▶ _AIM_: An exact copy of the records is required, minus the pictures they hold.
Begin PROVIDED INFORMATION
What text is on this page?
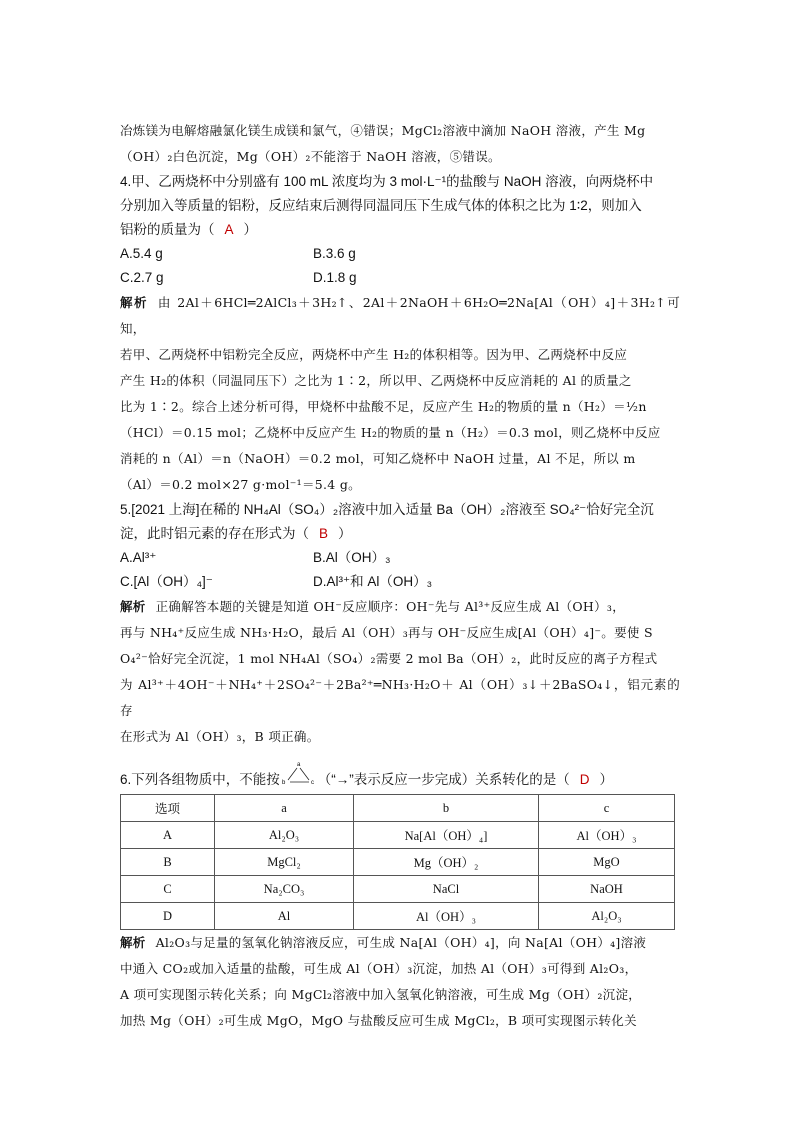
冶炼镁为电解熔融氯化镁生成镁和氯气，④错误；MgCl₂溶液中滴加 NaOH 溶液，产生 Mg

（OH）₂白色沉淀，Mg（OH）₂不能溶于 NaOH 溶液，⑤错误。

4.甲、乙两烧杯中分别盛有 100 mL 浓度均为 3 mol·L⁻¹的盐酸与 NaOH 溶液，向两烧杯中

分别加入等质量的铝粉，反应结束后测得同温同压下生成气体的体积之比为 1∶2，则加入

铝粉的质量为（ A ）

A.5.4 g	B.3.6 g
C.2.7 g	D.1.8 g

解析 由 2Al＋6HCl═2AlCl₃＋3H₂↑、2Al＋2NaOH＋6H₂O═2Na[Al（OH）₄]＋3H₂↑可知，

若甲、乙两烧杯中铝粉完全反应，两烧杯中产生 H₂的体积相等。因为甲、乙两烧杯中反应

产生 H₂的体积（同温同压下）之比为 1∶2，所以甲、乙两烧杯中反应消耗的 Al 的质量之

比为 1∶2。综合上述分析可得，甲烧杯中盐酸不足，反应产生 H₂的物质的量 n（H₂）＝½n

（HCl）＝0.15 mol；乙烧杯中反应产生 H₂的物质的量 n（H₂）＝0.3 mol，则乙烧杯中反应

消耗的 n（Al）＝n（NaOH）＝0.2 mol，可知乙烧杯中 NaOH 过量，Al 不足，所以 m

（Al）＝0.2 mol×27 g·mol⁻¹＝5.4 g。

5.[2021 上海]在稀的 NH₄Al（SO₄）₂溶液中加入适量 Ba（OH）₂溶液至 SO₄²⁻恰好完全沉

淀，此时铝元素的存在形式为（ B ）

A.Al³⁺	B.Al（OH）₃
C.[Al（OH）₄]⁻	D.Al³⁺和 Al（OH）₃

解析 正确解答本题的关键是知道 OH⁻反应顺序：OH⁻先与 Al³⁺反应生成 Al（OH）₃，

再与 NH₄⁺反应生成 NH₃·H₂O，最后 Al（OH）₃再与 OH⁻反应生成[Al（OH）₄]⁻。要使 S

O₄²⁻恰好完全沉淀，1 mol NH₄Al（SO₄）₂需要 2 mol Ba（OH）₂，此时反应的离子方程式

为 Al³⁺＋4OH⁻＋NH₄⁺＋2SO₄²⁻＋2Ba²⁺═NH₃·H₂O＋ Al（OH）₃↓＋2BaSO₄↓，铝元素的存

在形式为 Al（OH）₃，B 项正确。

6.下列各组物质中，不能按
a
b	c （“→”表示反应一步完成）关系转化的是（ D ）

选项	a	b	c
A	Al₂O₃	Na[Al（OH）₄]	Al（OH）₃
B	MgCl₂	Mg（OH）₂	MgO
C	Na₂CO₃	NaCl	NaOH
D	Al	Al（OH）₃	Al₂O₃

解析 Al₂O₃与足量的氢氧化钠溶液反应，可生成 Na[Al（OH）₄]，向 Na[Al（OH）₄]溶液

中通入 CO₂或加入适量的盐酸，可生成 Al（OH）₃沉淀，加热 Al（OH）₃可得到 Al₂O₃，

A 项可实现图示转化关系；向 MgCl₂溶液中加入氢氧化钠溶液，可生成 Mg（OH）₂沉淀，

加热 Mg（OH）₂可生成 MgO，MgO 与盐酸反应可生成 MgCl₂，B 项可实现图示转化关
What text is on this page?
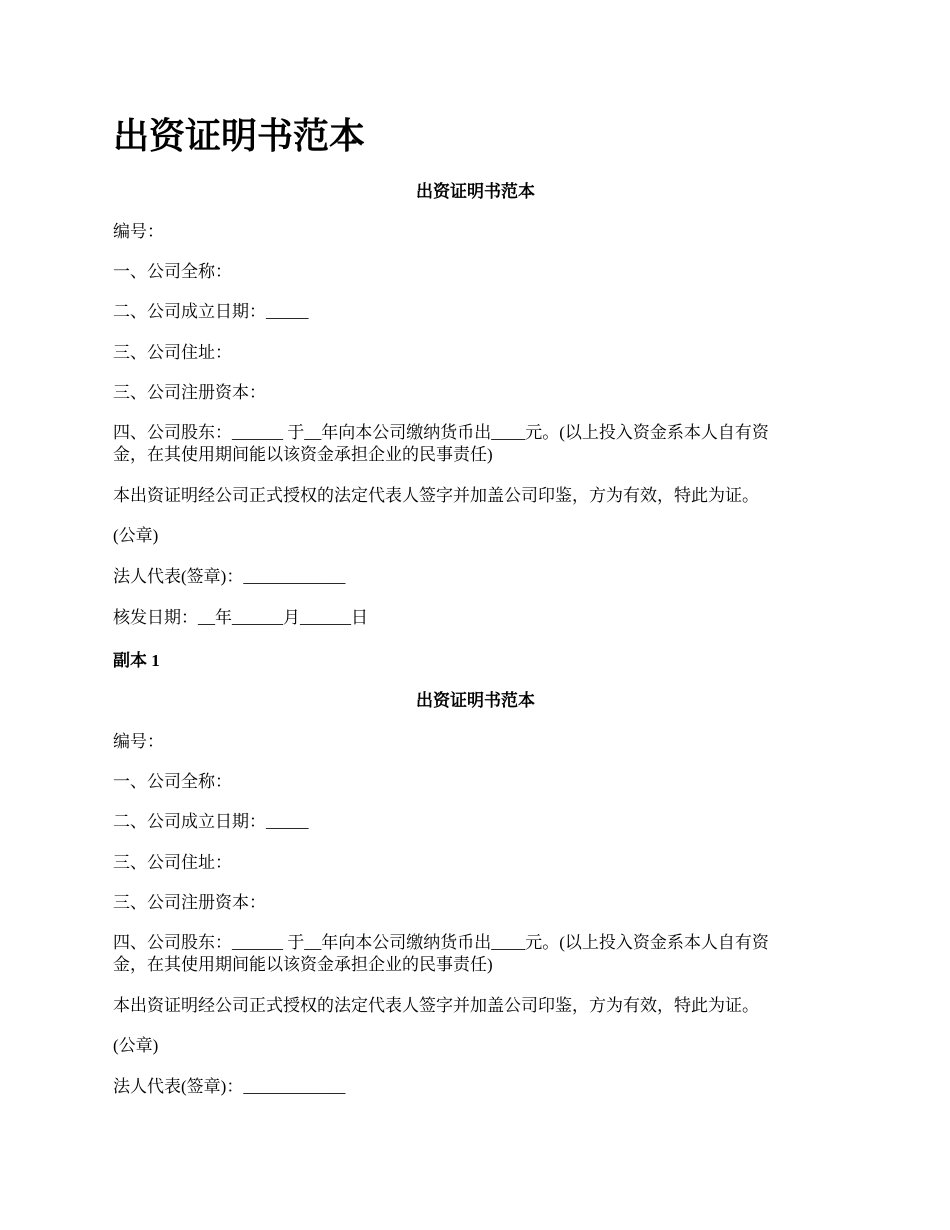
出资证明书范本

出资证明书范本

编号：

一、公司全称：

二、公司成立日期：_____

三、公司住址：

三、公司注册资本：

四、公司股东：______ 于__年向本公司缴纳货币出____元。(以上投入资金系本人自有资

金，在其使用期间能以该资金承担企业的民事责任)

本出资证明经公司正式授权的法定代表人签字并加盖公司印鉴，方为有效，特此为证。

(公章)

法人代表(签章)：____________

核发日期：__年______月______日

副本 1

出资证明书范本

编号：

一、公司全称：

二、公司成立日期：_____

三、公司住址：

三、公司注册资本：

四、公司股东：______ 于__年向本公司缴纳货币出____元。(以上投入资金系本人自有资

金，在其使用期间能以该资金承担企业的民事责任)

本出资证明经公司正式授权的法定代表人签字并加盖公司印鉴，方为有效，特此为证。

(公章)

法人代表(签章)：____________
End PROVIDED INFORMATION
▶ _ANSWER TO THE TASK_:
What text is on this page?
冶炼镁为电解熔融氯化镁生成镁和氯气，④错误；MgCl₂溶液中滴加 NaOH 溶液，产生 Mg

（OH）₂白色沉淀，Mg（OH）₂不能溶于 NaOH 溶液，⑤错误。

4.甲、乙两烧杯中分别盛有 100 mL 浓度均为 3 mol·L⁻¹的盐酸与 NaOH 溶液，向两烧杯中

分别加入等质量的铝粉，反应结束后测得同温同压下生成气体的体积之比为 1∶2，则加入

铝粉的质量为（ A ）

A.5.4 g	B.3.6 g
C.2.7 g	D.1.8 g

解析 由 2Al＋6HCl═2AlCl₃＋3H₂↑、2Al＋2NaOH＋6H₂O═2Na[Al（OH）₄]＋3H₂↑可知，

若甲、乙两烧杯中铝粉完全反应，两烧杯中产生 H₂的体积相等。因为甲、乙两烧杯中反应

产生 H₂的体积（同温同压下）之比为 1∶2，所以甲、乙两烧杯中反应消耗的 Al 的质量之

比为 1∶2。综合上述分析可得，甲烧杯中盐酸不足，反应产生 H₂的物质的量 n（H₂）＝½n

（HCl）＝0.15 mol；乙烧杯中反应产生 H₂的物质的量 n（H₂）＝0.3 mol，则乙烧杯中反应

消耗的 n（Al）＝n（NaOH）＝0.2 mol，可知乙烧杯中 NaOH 过量，Al 不足，所以 m

（Al）＝0.2 mol×27 g·mol⁻¹＝5.4 g。

5.[2021 上海]在稀的 NH₄Al（SO₄）₂溶液中加入适量 Ba（OH）₂溶液至 SO₄²⁻恰好完全沉

淀，此时铝元素的存在形式为（ B ）

A.Al³⁺	B.Al（OH）₃
C.[Al（OH）₄]⁻	D.Al³⁺和 Al（OH）₃

解析 正确解答本题的关键是知道 OH⁻反应顺序：OH⁻先与 Al³⁺反应生成 Al（OH）₃，

再与 NH₄⁺反应生成 NH₃·H₂O，最后 Al（OH）₃再与 OH⁻反应生成[Al（OH）₄]⁻。要使 S

O₄²⁻恰好完全沉淀，1 mol NH₄Al（SO₄）₂需要 2 mol Ba（OH）₂，此时反应的离子方程式

为 Al³⁺＋4OH⁻＋NH₄⁺＋2SO₄²⁻＋2Ba²⁺═NH₃·H₂O＋ Al（OH）₃↓＋2BaSO₄↓，铝元素的存

在形式为 Al（OH）₃，B 项正确。

6.下列各组物质中，不能按
a
b	c （“→”表示反应一步完成）关系转化的是（ D ）

选项	a	b	c
A	Al₂O₃	Na[Al（OH）₄]	Al（OH）₃
B	MgCl₂	Mg（OH）₂	MgO
C	Na₂CO₃	NaCl	NaOH
D	Al	Al（OH）₃	Al₂O₃

解析 Al₂O₃与足量的氢氧化钠溶液反应，可生成 Na[Al（OH）₄]，向 Na[Al（OH）₄]溶液

中通入 CO₂或加入适量的盐酸，可生成 Al（OH）₃沉淀，加热 Al（OH）₃可得到 Al₂O₃，

A 项可实现图示转化关系；向 MgCl₂溶液中加入氢氧化钠溶液，可生成 Mg（OH）₂沉淀，

加热 Mg（OH）₂可生成 MgO，MgO 与盐酸反应可生成 MgCl₂，B 项可实现图示转化关
What text is on this page?
出资证明书范本

出资证明书范本

编号：

一、公司全称：

二、公司成立日期：_____

三、公司住址：

三、公司注册资本：

四、公司股东：______ 于__年向本公司缴纳货币出____元。(以上投入资金系本人自有资

金，在其使用期间能以该资金承担企业的民事责任)

本出资证明经公司正式授权的法定代表人签字并加盖公司印鉴，方为有效，特此为证。

(公章)

法人代表(签章)：____________

核发日期：__年______月______日

副本 1

出资证明书范本

编号：

一、公司全称：

二、公司成立日期：_____

三、公司住址：

三、公司注册资本：

四、公司股东：______ 于__年向本公司缴纳货币出____元。(以上投入资金系本人自有资

金，在其使用期间能以该资金承担企业的民事责任)

本出资证明经公司正式授权的法定代表人签字并加盖公司印鉴，方为有效，特此为证。

(公章)

法人代表(签章)：____________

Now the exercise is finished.